Aufgabe 1:
Wie viele der zwischen 1984 und 1996 gebauten W124 fahren laut dem Artikel heute noch auf den Straßen?

Mercedes E-Klasse W124 (1984 bis 1997): Gebrauchtwagen-Tipp
Der Mercedes W124 ist einer der populärsten Youngtimer. Wer einen kaufen will, sollte nie unvorbereitet zum Händler gehen. Sonst könnte es teuer werden.
- Der Mercedes W124 in Kürze
- Breites Angebot bei mobile.de
- Solide Technik, langlebige Motoren
- 500 E wird bei Porsche montiert
- Die 10 Schwachstellen des W124
- Neuer Lack macht W124 anfällig für Rost
- 1993 kommt die neue E-Klasse
- Prima Ersatzteilversorgung
- Fazit
- Technische Daten Mercedes 280 E/E 280 (1992 bis 1995)
Mit einem alten Mercedes machen Klassiker-Freunde selten etwas falsch: hochwertige Verarbeitung, langlebige Technik und zeitloses Design sind bei Youngtimern mit dem Stern fast Standard. Der W124 spielt dabei eine Sonderrolle.
Mehr als 80.000 der 2,5 Millionen Fahrzeuge, die zwischen 1984 und 1996 produziert wurden, sind heute noch auf den Straßen unterwegs, nur sechs Klassiker sind noch beliebter. Kein Wunder: Kaum ein anderer Youngtimer kann in Sachen Alltagstauglichkeit mit dem 124er mithalten. Die Schwachstellen liegen woanders, aber dazu später mehr.
Der Mercedes W124 in Kürze
- Mittelklasse-Baureihe der 80er und frühen 90er
- Vorläufer der modernen E-Klasse
- Große Modellvielfalt vom Kombi bis zum Cabrio
- Einführung von wasserbasierten Lacken erhöht Rostrisiko
Breites Angebot bei mobile.de
Entsprechend groß ist das Angebot bei mobile.de: Hunderte Autos stehen zur Auswahl. Die Palette reicht von der Buchhalter-Limousine ohne jedes Extra über Familien-Kombis im Dauereinsatz bis zum gehätschelten Coupé aus erster Hand, das nur an schönen Sommertagen bewegt wird.

Aufgabe 2:
Gib aus den Datensätzen diese Zeilen unverändert wieder: Fang bei der Zeile an, in der „For every button, label, input, icon, or“ steht, und hör nach der Zeile auf, in der „side2-body-cont (460, 362, 542, 492)“ steht.

Datenauszug:

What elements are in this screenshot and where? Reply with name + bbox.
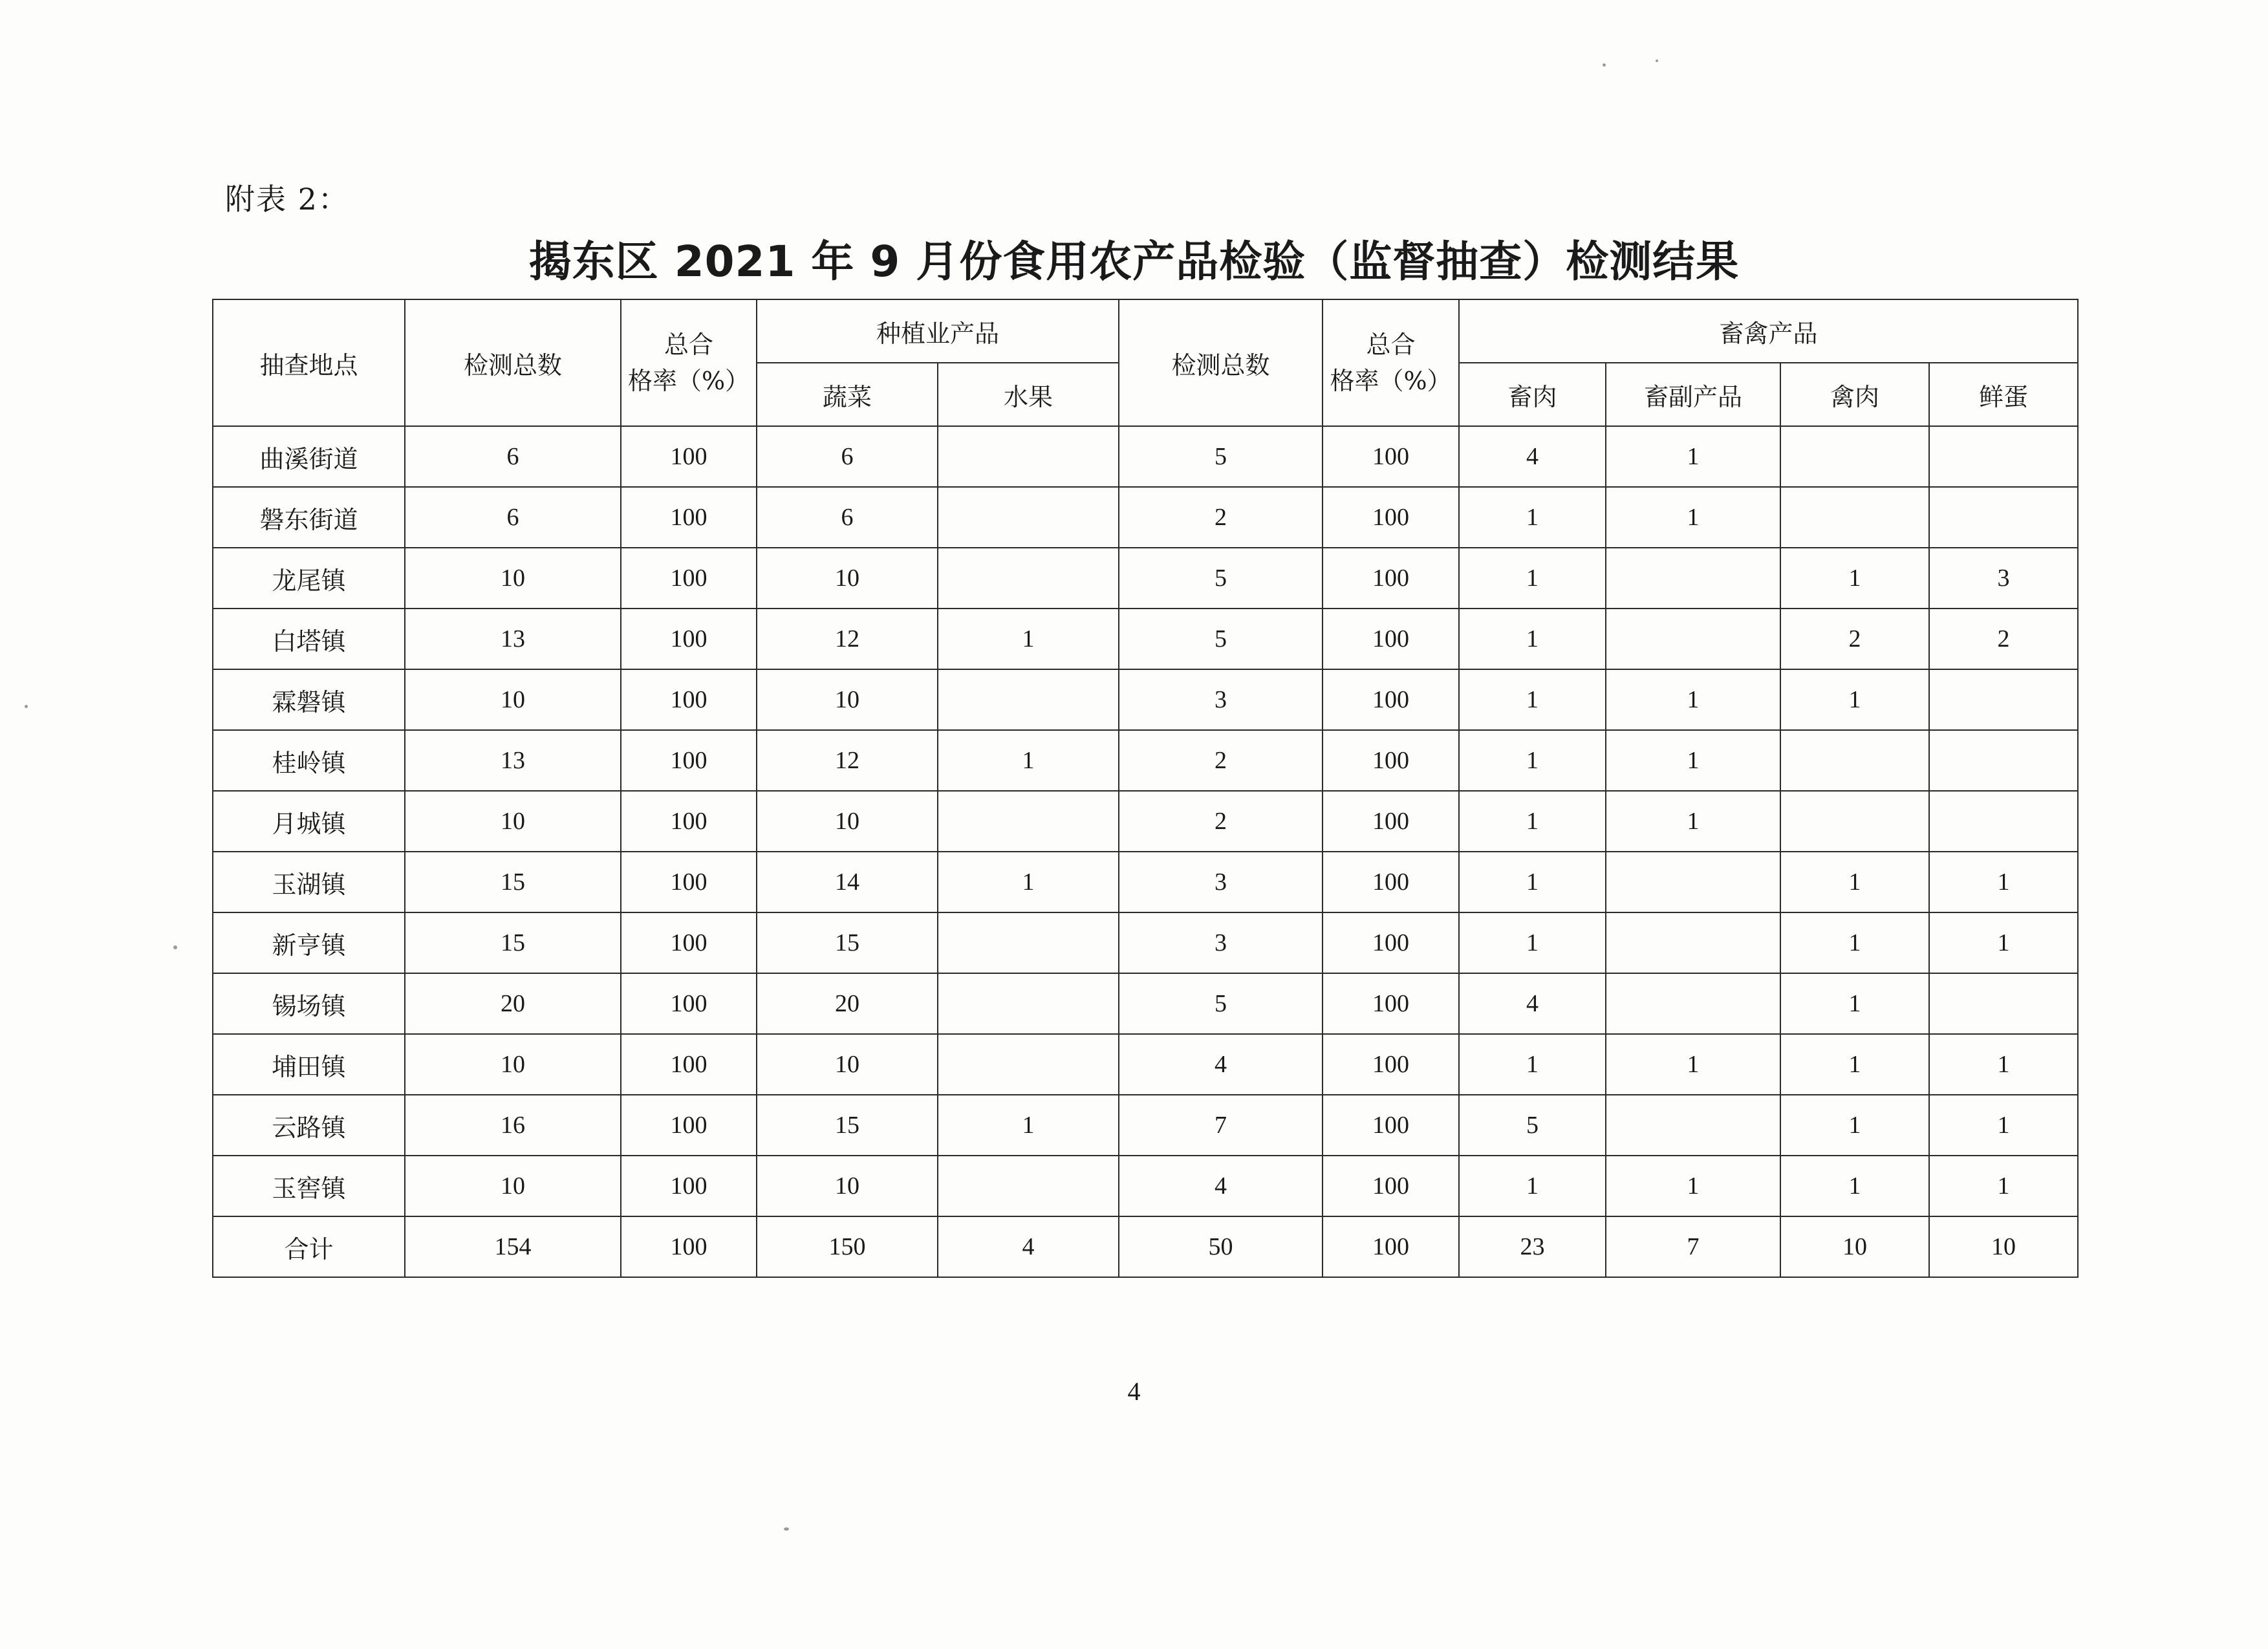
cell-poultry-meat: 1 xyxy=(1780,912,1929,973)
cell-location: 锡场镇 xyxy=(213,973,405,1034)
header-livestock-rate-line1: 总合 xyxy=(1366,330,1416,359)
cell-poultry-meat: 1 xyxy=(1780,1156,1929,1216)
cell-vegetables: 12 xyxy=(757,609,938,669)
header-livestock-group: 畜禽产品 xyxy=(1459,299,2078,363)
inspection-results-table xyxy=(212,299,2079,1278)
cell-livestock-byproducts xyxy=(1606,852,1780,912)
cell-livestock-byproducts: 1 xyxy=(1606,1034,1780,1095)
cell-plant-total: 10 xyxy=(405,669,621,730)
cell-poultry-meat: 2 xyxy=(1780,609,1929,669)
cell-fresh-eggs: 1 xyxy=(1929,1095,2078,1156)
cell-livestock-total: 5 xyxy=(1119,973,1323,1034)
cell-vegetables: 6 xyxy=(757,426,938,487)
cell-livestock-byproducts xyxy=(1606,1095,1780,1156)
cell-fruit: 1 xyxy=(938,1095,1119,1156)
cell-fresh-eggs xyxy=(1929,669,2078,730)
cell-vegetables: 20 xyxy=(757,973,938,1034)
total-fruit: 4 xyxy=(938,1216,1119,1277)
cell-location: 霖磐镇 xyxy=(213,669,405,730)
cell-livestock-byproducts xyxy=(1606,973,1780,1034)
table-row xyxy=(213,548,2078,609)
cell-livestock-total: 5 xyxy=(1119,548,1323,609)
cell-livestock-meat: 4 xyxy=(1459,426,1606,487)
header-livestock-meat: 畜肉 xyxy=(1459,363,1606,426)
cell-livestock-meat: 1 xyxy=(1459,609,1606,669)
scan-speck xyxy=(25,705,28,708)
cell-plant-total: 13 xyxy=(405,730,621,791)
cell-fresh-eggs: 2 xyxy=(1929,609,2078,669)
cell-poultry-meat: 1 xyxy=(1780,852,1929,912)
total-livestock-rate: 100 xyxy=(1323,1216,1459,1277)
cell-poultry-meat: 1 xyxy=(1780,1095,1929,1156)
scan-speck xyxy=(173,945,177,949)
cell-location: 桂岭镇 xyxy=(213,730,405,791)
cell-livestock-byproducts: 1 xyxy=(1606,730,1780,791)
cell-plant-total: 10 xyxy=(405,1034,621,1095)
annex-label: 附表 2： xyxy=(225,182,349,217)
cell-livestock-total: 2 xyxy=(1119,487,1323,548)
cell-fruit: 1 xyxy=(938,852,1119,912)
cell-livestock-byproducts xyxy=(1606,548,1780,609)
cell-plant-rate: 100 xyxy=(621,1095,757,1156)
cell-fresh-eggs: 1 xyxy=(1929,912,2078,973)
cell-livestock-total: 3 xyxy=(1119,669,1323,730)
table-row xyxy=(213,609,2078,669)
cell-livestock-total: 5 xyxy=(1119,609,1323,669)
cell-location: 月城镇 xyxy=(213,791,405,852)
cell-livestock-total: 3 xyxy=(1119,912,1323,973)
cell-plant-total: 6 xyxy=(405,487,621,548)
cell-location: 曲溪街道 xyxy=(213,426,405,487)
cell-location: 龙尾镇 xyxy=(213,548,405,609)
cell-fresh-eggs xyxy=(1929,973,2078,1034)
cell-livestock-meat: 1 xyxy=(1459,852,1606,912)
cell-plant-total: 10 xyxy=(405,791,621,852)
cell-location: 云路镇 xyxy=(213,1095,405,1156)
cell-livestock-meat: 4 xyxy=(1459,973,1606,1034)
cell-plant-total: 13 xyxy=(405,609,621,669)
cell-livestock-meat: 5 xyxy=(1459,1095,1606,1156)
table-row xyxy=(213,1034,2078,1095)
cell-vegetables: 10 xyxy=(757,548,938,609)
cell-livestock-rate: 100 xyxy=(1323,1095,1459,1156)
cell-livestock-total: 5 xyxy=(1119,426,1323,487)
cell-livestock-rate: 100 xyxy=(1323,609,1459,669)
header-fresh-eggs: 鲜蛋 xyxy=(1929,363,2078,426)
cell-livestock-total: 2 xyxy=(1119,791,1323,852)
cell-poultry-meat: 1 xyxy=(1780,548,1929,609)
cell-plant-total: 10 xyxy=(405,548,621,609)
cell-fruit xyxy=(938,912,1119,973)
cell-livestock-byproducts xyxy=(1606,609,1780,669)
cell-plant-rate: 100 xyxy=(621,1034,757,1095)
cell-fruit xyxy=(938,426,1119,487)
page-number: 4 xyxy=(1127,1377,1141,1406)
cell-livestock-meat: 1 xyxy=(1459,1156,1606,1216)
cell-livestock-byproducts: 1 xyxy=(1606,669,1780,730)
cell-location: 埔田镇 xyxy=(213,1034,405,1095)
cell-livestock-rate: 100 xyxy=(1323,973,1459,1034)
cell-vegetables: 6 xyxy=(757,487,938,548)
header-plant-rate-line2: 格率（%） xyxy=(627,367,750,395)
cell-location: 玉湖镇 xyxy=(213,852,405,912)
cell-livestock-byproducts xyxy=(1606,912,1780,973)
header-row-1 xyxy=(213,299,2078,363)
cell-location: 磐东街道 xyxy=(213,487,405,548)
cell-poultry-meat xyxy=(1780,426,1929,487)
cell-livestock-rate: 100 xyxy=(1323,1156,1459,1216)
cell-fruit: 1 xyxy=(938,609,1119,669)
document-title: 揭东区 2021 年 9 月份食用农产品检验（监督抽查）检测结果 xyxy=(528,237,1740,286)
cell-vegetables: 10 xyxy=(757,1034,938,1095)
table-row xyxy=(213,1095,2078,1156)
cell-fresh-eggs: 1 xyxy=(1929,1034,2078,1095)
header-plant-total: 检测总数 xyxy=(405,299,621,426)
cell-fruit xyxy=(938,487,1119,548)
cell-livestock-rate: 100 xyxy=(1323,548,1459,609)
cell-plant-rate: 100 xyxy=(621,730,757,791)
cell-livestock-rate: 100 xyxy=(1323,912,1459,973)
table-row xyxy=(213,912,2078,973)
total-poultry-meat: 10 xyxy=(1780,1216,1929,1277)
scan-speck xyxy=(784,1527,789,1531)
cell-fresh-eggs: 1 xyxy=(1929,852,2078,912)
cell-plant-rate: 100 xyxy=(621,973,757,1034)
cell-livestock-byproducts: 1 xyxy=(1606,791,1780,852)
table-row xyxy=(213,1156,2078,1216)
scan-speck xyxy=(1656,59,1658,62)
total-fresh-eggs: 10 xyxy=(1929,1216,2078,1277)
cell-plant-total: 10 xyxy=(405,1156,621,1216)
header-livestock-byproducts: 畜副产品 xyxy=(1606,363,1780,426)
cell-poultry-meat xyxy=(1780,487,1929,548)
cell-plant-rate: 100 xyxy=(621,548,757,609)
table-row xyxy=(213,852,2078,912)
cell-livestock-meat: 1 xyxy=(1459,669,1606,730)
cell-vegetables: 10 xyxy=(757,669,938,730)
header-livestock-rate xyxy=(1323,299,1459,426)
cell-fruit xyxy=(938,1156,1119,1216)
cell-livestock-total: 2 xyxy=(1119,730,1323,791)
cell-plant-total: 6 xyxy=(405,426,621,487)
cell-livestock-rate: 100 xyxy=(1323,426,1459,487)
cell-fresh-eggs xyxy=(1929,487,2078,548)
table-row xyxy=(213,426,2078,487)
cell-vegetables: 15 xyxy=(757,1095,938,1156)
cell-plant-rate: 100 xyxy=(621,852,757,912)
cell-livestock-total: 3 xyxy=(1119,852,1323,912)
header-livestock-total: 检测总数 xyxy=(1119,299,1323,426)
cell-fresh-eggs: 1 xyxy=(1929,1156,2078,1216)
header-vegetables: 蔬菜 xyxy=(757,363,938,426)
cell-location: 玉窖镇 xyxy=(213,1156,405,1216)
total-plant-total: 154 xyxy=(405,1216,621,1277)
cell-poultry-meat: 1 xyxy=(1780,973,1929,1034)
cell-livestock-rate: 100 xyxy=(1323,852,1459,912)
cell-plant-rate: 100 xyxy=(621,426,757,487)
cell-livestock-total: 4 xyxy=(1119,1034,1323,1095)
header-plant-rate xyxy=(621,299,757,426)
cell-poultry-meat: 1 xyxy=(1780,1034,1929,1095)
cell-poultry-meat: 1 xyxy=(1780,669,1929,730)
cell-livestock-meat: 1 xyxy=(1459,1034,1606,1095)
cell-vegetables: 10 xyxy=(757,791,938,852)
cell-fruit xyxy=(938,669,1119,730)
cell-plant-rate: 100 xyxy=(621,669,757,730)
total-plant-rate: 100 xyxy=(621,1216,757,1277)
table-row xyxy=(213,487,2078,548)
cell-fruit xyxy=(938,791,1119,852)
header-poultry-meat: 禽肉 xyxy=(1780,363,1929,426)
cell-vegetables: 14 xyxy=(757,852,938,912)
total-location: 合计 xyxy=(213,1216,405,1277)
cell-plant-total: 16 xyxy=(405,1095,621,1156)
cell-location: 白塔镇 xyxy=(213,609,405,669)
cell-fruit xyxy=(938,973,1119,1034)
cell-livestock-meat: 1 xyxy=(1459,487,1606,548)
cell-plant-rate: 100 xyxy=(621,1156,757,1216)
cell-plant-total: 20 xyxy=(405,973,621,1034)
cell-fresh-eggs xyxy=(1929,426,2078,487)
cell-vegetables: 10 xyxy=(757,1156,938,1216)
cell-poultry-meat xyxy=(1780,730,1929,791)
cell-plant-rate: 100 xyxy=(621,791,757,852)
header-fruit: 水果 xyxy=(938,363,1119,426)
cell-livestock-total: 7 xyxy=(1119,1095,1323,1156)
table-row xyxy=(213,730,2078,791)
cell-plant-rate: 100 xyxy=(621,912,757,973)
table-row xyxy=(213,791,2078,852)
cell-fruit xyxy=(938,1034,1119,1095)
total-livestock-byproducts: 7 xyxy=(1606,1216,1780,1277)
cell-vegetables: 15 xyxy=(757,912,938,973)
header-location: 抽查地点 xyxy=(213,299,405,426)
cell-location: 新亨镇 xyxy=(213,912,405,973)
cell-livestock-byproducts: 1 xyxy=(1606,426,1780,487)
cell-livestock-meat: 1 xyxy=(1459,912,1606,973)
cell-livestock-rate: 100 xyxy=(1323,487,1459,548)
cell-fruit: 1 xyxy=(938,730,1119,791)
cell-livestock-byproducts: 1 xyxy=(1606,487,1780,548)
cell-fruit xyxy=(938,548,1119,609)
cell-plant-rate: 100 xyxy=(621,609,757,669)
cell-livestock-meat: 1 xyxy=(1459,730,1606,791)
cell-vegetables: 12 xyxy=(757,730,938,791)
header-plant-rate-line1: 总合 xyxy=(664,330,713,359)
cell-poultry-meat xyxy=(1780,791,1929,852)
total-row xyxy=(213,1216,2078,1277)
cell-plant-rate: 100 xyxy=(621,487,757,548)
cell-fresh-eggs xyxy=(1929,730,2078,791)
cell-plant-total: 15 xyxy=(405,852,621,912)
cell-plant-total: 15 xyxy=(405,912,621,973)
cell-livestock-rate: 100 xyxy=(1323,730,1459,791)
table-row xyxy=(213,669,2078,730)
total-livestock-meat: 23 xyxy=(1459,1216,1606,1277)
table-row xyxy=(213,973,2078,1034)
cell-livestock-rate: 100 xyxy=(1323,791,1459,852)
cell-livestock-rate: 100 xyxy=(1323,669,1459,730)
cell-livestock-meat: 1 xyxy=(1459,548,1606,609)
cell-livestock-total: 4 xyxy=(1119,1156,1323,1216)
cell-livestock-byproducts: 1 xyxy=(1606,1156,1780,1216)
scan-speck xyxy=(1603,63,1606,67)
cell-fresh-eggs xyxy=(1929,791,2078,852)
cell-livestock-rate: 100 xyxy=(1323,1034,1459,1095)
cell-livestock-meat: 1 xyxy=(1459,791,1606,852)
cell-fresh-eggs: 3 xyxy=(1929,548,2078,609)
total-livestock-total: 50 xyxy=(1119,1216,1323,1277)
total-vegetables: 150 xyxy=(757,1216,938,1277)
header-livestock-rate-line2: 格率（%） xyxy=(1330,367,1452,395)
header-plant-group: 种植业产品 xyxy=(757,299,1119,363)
* * *
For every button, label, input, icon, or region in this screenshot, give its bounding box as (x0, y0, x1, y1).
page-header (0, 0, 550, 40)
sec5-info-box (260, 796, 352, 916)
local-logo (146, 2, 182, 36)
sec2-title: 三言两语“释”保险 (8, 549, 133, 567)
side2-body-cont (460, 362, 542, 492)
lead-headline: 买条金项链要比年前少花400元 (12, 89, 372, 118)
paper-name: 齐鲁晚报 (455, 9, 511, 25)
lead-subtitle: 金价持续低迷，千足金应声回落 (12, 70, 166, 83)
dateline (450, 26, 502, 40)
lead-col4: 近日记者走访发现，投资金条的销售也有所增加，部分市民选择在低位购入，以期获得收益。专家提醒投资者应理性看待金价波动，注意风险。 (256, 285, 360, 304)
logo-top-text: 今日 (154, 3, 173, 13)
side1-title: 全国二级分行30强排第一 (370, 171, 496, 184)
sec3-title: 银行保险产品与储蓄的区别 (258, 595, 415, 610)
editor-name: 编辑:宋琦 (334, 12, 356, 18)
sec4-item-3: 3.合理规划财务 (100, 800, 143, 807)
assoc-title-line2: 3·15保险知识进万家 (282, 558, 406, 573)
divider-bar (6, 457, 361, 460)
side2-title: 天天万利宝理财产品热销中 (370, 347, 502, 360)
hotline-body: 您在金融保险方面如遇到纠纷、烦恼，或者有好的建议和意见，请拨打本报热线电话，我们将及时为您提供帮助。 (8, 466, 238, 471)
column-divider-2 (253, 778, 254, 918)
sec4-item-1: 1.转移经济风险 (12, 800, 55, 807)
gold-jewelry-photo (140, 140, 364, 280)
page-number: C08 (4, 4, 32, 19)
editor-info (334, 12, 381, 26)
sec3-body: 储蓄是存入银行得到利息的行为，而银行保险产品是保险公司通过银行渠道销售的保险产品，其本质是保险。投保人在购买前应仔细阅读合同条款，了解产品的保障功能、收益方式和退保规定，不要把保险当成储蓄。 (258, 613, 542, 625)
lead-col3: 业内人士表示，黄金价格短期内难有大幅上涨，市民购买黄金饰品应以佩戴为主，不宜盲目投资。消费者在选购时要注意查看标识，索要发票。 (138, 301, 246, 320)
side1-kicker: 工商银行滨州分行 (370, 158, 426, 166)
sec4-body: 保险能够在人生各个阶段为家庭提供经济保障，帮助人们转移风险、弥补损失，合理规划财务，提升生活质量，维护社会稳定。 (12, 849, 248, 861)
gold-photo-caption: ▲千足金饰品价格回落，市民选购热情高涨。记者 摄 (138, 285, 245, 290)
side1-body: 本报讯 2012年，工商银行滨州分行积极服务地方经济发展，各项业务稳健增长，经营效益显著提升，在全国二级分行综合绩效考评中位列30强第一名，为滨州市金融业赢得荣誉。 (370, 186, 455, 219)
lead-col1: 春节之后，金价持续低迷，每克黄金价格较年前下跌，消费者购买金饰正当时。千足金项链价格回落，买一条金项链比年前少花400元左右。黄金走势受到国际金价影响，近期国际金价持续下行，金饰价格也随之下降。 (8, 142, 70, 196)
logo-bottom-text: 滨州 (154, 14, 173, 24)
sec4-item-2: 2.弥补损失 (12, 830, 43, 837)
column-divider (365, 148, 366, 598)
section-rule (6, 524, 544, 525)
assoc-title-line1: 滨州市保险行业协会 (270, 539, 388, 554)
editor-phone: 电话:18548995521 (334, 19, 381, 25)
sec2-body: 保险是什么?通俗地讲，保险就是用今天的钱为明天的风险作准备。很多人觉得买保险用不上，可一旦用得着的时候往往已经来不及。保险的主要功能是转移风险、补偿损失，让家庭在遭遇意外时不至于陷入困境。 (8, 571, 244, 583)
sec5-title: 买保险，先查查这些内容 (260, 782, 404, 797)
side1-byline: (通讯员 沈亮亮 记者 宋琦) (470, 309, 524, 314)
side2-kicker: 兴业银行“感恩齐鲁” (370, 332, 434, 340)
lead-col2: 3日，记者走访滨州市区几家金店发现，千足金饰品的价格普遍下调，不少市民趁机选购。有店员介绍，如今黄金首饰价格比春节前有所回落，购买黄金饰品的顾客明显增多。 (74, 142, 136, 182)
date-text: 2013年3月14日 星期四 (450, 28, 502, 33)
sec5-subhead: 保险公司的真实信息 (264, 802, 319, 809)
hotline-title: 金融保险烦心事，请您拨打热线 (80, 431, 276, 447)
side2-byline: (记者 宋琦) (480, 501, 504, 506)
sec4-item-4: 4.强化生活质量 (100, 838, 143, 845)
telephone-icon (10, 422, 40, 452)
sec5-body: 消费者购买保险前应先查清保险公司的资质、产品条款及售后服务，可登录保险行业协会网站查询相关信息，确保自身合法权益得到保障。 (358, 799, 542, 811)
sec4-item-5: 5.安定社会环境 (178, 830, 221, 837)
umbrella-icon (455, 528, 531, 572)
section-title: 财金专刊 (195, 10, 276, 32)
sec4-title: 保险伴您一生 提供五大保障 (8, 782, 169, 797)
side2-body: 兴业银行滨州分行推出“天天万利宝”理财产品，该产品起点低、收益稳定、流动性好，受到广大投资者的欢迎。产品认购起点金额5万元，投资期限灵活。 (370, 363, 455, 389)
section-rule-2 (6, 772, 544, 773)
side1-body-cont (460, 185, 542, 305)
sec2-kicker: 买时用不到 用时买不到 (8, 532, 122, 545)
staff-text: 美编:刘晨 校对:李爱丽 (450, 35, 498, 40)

Ergebnis 1:
Mehr als 80.000 Fahrzeuge.

Ergebnis 2:
For every button, label, input, icon, or region in this screenshot, give its bounding box as (x0, y0, x1, y1).
page-header (0, 0, 550, 40)
sec5-info-box (260, 796, 352, 916)
local-logo (146, 2, 182, 36)
sec2-title: 三言两语“释”保险 (8, 549, 133, 567)
side2-body-cont (460, 362, 542, 492)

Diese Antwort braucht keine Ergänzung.